Excerpt from a dataset
begin

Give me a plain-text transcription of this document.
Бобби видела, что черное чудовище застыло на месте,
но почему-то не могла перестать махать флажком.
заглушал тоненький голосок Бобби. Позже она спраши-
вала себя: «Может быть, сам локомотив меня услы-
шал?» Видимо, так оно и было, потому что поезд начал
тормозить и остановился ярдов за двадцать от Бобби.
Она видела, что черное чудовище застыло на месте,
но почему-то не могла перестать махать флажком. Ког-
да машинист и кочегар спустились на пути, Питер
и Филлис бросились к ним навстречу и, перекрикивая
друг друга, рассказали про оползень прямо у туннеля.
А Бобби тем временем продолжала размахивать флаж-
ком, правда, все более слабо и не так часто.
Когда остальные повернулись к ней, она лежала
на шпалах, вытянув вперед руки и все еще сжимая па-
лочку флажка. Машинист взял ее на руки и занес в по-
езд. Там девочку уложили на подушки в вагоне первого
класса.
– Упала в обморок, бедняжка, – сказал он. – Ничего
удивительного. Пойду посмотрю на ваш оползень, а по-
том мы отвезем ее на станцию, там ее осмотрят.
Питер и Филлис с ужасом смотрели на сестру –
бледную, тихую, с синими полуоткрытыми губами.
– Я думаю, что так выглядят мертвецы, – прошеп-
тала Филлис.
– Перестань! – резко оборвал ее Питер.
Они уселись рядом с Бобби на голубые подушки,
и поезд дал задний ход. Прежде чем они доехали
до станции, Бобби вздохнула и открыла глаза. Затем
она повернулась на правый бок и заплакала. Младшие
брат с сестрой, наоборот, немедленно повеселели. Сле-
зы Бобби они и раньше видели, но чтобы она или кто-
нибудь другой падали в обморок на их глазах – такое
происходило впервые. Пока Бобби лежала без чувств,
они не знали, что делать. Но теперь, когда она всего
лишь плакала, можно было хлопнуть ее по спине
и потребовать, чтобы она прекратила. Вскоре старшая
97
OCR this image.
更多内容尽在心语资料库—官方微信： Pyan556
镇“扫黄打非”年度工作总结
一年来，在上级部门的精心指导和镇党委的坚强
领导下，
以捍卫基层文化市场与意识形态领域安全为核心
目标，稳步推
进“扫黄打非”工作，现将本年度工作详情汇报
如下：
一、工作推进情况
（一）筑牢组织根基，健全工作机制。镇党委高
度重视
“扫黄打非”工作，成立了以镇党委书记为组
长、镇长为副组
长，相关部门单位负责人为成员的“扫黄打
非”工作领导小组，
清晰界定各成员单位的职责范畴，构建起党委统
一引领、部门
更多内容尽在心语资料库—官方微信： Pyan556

end

● **What to produce**
Return all lines containing the word "оползень".

● **Response for this exercise**
друг друга, рассказали про оползень прямо у туннеля.
удивительного. Пойду посмотрю на ваш оползень, а по-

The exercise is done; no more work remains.